== Your task ==
Copy the records below exactly, leaving out any pictures.

==================================================

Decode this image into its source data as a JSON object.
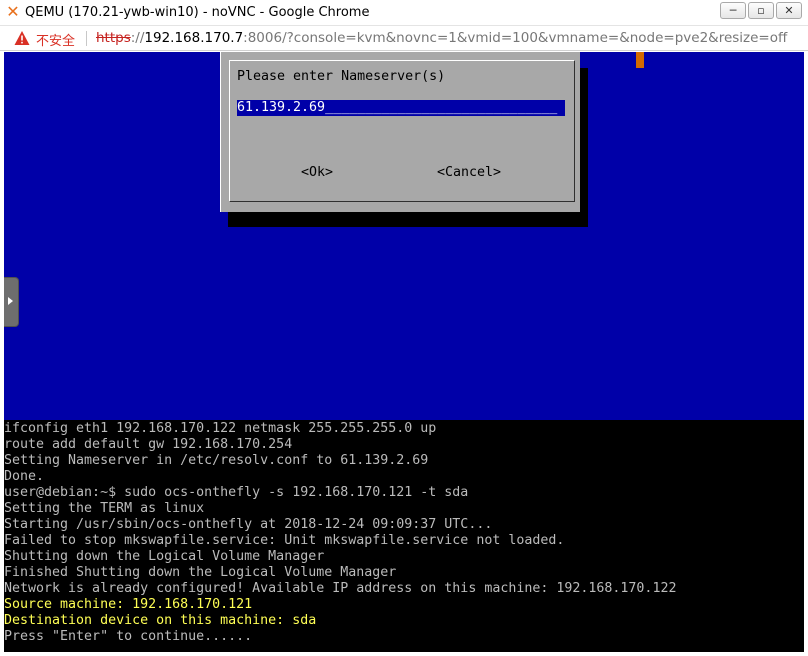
{
  "window": {
    "title": "QEMU (170.21-ywb-win10) - noVNC - Google Chrome",
    "minimize_label": "─",
    "maximize_label": "▫",
    "close_label": "✕"
  },
  "address_bar": {
    "security_label": "不安全",
    "url_scheme": "https",
    "url_sep": "://",
    "url_host": "192.168.170.7",
    "url_rest": ":8006/?console=kvm&novnc=1&vmid=100&vmname=&node=pve2&resize=off"
  },
  "dialog": {
    "prompt": "Please enter Nameserver(s)",
    "input_value": "61.139.2.69",
    "input_filler": "_____________________________",
    "ok_label": "<Ok>",
    "cancel_label": "<Cancel>"
  },
  "terminal": {
    "lines": [
      {
        "text": "ifconfig eth1 192.168.170.122 netmask 255.255.255.0 up"
      },
      {
        "text": "route add default gw 192.168.170.254"
      },
      {
        "text": "Setting Nameserver in /etc/resolv.conf to 61.139.2.69"
      },
      {
        "text": "Done."
      },
      {
        "text": "user@debian:~$ sudo ocs-onthefly -s 192.168.170.121 -t sda"
      },
      {
        "text": "Setting the TERM as linux"
      },
      {
        "text": "Starting /usr/sbin/ocs-onthefly at 2018-12-24 09:09:37 UTC..."
      },
      {
        "text": "Failed to stop mkswapfile.service: Unit mkswapfile.service not loaded."
      },
      {
        "text": "Shutting down the Logical Volume Manager"
      },
      {
        "text": "Finished Shutting down the Logical Volume Manager"
      },
      {
        "text": "Network is already configured! Available IP address on this machine: 192.168.170.122"
      },
      {
        "text": "Source machine: 192.168.170.121"
      },
      {
        "text": "Destination device on this machine: sda"
      },
      {
        "text": "Press \"Enter\" to continue......"
      }
    ],
    "highlight_color": "#ffff55",
    "text_color": "#bbbbbb"
  },
  "colors": {
    "tui_background": "#0000a8",
    "dialog_background": "#a8a8a8",
    "insecure_red": "#d93025"
  },
  "icons": {
    "app": "proxmox-x-icon",
    "warning": "warning-triangle-icon",
    "sidebar_toggle": "play-arrow-icon"
  }
}
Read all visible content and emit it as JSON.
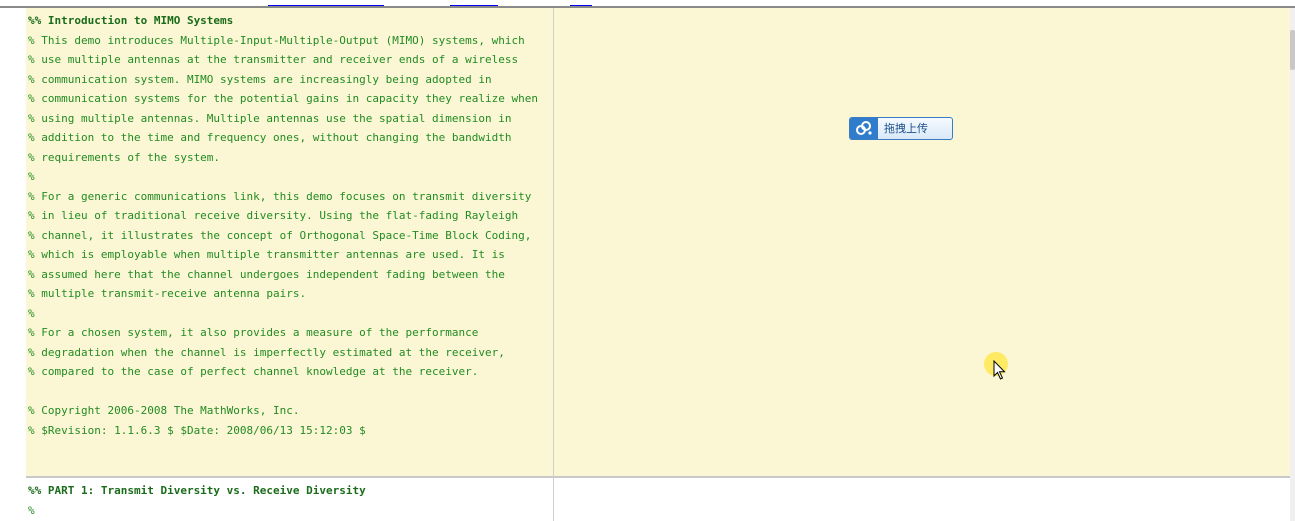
{
  "colors": {
    "cell_background": "#fbf7d5",
    "comment_text": "#228b22",
    "button_border": "#3b7bbf",
    "button_icon_bg": "#2f7ccc",
    "cursor_highlight": "#ffe63c"
  },
  "cells": [
    {
      "lines": [
        "%% Introduction to MIMO Systems",
        "% This demo introduces Multiple-Input-Multiple-Output (MIMO) systems, which",
        "% use multiple antennas at the transmitter and receiver ends of a wireless",
        "% communication system. MIMO systems are increasingly being adopted in",
        "% communication systems for the potential gains in capacity they realize when",
        "% using multiple antennas. Multiple antennas use the spatial dimension in",
        "% addition to the time and frequency ones, without changing the bandwidth",
        "% requirements of the system.",
        "%",
        "% For a generic communications link, this demo focuses on transmit diversity",
        "% in lieu of traditional receive diversity. Using the flat-fading Rayleigh",
        "% channel, it illustrates the concept of Orthogonal Space-Time Block Coding,",
        "% which is employable when multiple transmitter antennas are used. It is",
        "% assumed here that the channel undergoes independent fading between the",
        "% multiple transmit-receive antenna pairs.",
        "%",
        "% For a chosen system, it also provides a measure of the performance",
        "% degradation when the channel is imperfectly estimated at the receiver,",
        "% compared to the case of perfect channel knowledge at the receiver.",
        "",
        "% Copyright 2006-2008 The MathWorks, Inc.",
        "% $Revision: 1.1.6.3 $ $Date: 2008/06/13 15:12:03 $"
      ]
    },
    {
      "lines": [
        "%% PART 1: Transmit Diversity vs. Receive Diversity",
        "%"
      ]
    }
  ],
  "upload_button": {
    "label": "拖拽上传",
    "icon": "cloud-link-icon"
  },
  "cursor": {
    "icon": "mouse-pointer-icon"
  }
}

==================================================

== Task solution ==
Decode this image into its source data as a JSON object.
{
  "window": {
    "title": "QEMU (170.21-ywb-win10) - noVNC - Google Chrome",
    "minimize_label": "─",
    "maximize_label": "▫",
    "close_label": "✕"
  },
  "address_bar": {
    "security_label": "不安全",
    "url_scheme": "https",
    "url_sep": "://",
    "url_host": "192.168.170.7",
    "url_rest": ":8006/?console=kvm&novnc=1&vmid=100&vmname=&node=pve2&resize=off"
  },
  "dialog": {
    "prompt": "Please enter Nameserver(s)",
    "input_value": "61.139.2.69",
    "input_filler": "_____________________________",
    "ok_label": "<Ok>",
    "cancel_label": "<Cancel>"
  },
  "terminal": {
    "lines": [
      {
        "text": "ifconfig eth1 192.168.170.122 netmask 255.255.255.0 up"
      },
      {
        "text": "route add default gw 192.168.170.254"
      },
      {
        "text": "Setting Nameserver in /etc/resolv.conf to 61.139.2.69"
      },
      {
        "text": "Done."
      },
      {
        "text": "user@debian:~$ sudo ocs-onthefly -s 192.168.170.121 -t sda"
      },
      {
        "text": "Setting the TERM as linux"
      },
      {
        "text": "Starting /usr/sbin/ocs-onthefly at 2018-12-24 09:09:37 UTC..."
      },
      {
        "text": "Failed to stop mkswapfile.service: Unit mkswapfile.service not loaded."
      },
      {
        "text": "Shutting down the Logical Volume Manager"
      },
      {
        "text": "Finished Shutting down the Logical Volume Manager"
      },
      {
        "text": "Network is already configured! Available IP address on this machine: 192.168.170.122"
      },
      {
        "text": "Source machine: 192.168.170.121"
      },
      {
        "text": "Destination device on this machine: sda"
      },
      {
        "text": "Press \"Enter\" to continue......"
      }
    ],
    "highlight_color": "#ffff55",
    "text_color": "#bbbbbb"
  },
  "colors": {
    "tui_background": "#0000a8",
    "dialog_background": "#a8a8a8",
    "insecure_red": "#d93025"
  },
  "icons": {
    "app": "proxmox-x-icon",
    "warning": "warning-triangle-icon",
    "sidebar_toggle": "play-arrow-icon"
  }
}
Read all visible content and emit it as JSON.
{
  "colors": {
    "cell_background": "#fbf7d5",
    "comment_text": "#228b22",
    "button_border": "#3b7bbf",
    "button_icon_bg": "#2f7ccc",
    "cursor_highlight": "#ffe63c"
  },
  "cells": [
    {
      "lines": [
        "%% Introduction to MIMO Systems",
        "% This demo introduces Multiple-Input-Multiple-Output (MIMO) systems, which",
        "% use multiple antennas at the transmitter and receiver ends of a wireless",
        "% communication system. MIMO systems are increasingly being adopted in",
        "% communication systems for the potential gains in capacity they realize when",
        "% using multiple antennas. Multiple antennas use the spatial dimension in",
        "% addition to the time and frequency ones, without changing the bandwidth",
        "% requirements of the system.",
        "%",
        "% For a generic communications link, this demo focuses on transmit diversity",
        "% in lieu of traditional receive diversity. Using the flat-fading Rayleigh",
        "% channel, it illustrates the concept of Orthogonal Space-Time Block Coding,",
        "% which is employable when multiple transmitter antennas are used. It is",
        "% assumed here that the channel undergoes independent fading between the",
        "% multiple transmit-receive antenna pairs.",
        "%",
        "% For a chosen system, it also provides a measure of the performance",
        "% degradation when the channel is imperfectly estimated at the receiver,",
        "% compared to the case of perfect channel knowledge at the receiver.",
        "",
        "% Copyright 2006-2008 The MathWorks, Inc.",
        "% $Revision: 1.1.6.3 $ $Date: 2008/06/13 15:12:03 $"
      ]
    },
    {
      "lines": [
        "%% PART 1: Transmit Diversity vs. Receive Diversity",
        "%"
      ]
    }
  ],
  "upload_button": {
    "label": "拖拽上传",
    "icon": "cloud-link-icon"
  },
  "cursor": {
    "icon": "mouse-pointer-icon"
  }
}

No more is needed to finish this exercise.